## Exercise objective
Do not copy the pictures; transcribe all other material exactly.

----- Input data

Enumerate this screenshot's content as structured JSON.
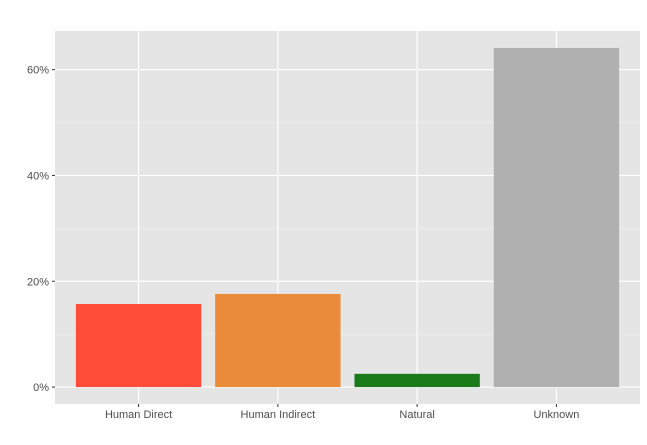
{
  "chart_data": {
    "type": "bar",
    "title": "",
    "xlabel": "",
    "ylabel": "",
    "categories": [
      "Human Direct",
      "Human Indirect",
      "Natural",
      "Unknown"
    ],
    "values": [
      15.7,
      17.6,
      2.5,
      64.1
    ],
    "colors": [
      "#ff4d3a",
      "#e98b39",
      "#1b7b1b",
      "#b0b0b0"
    ],
    "ylim": [
      -3.2,
      67.3
    ],
    "yticks": [
      0,
      20,
      40,
      60
    ],
    "ytick_labels": [
      "0%",
      "20%",
      "40%",
      "60%"
    ],
    "grid": true,
    "panel_background": "#e5e5e5",
    "legend": "none"
  }
}
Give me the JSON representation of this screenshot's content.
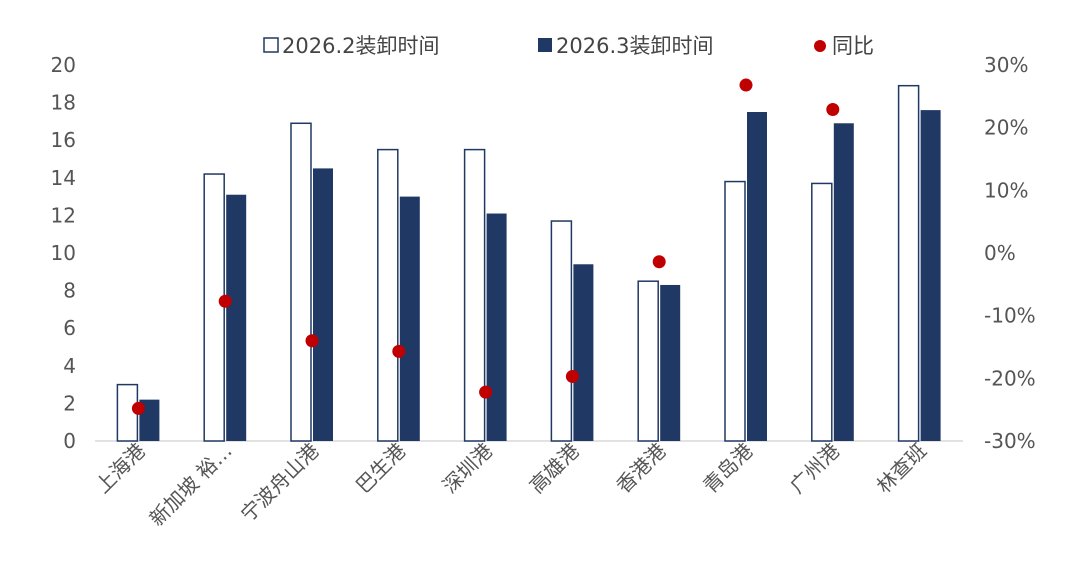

----------

## Exercise response
Enumerate this screenshot's content as structured JSON.
{
  "chart_data": {
    "type": "bar",
    "title": "",
    "xlabel": "",
    "ylabel": "",
    "categories": [
      "Human Direct",
      "Human Indirect",
      "Natural",
      "Unknown"
    ],
    "values": [
      15.7,
      17.6,
      2.5,
      64.1
    ],
    "colors": [
      "#ff4d3a",
      "#e98b39",
      "#1b7b1b",
      "#b0b0b0"
    ],
    "ylim": [
      -3.2,
      67.3
    ],
    "yticks": [
      0,
      20,
      40,
      60
    ],
    "ytick_labels": [
      "0%",
      "20%",
      "40%",
      "60%"
    ],
    "grid": true,
    "panel_background": "#e5e5e5",
    "legend": "none"
  }
}
Give me the JSON representation of this screenshot's content.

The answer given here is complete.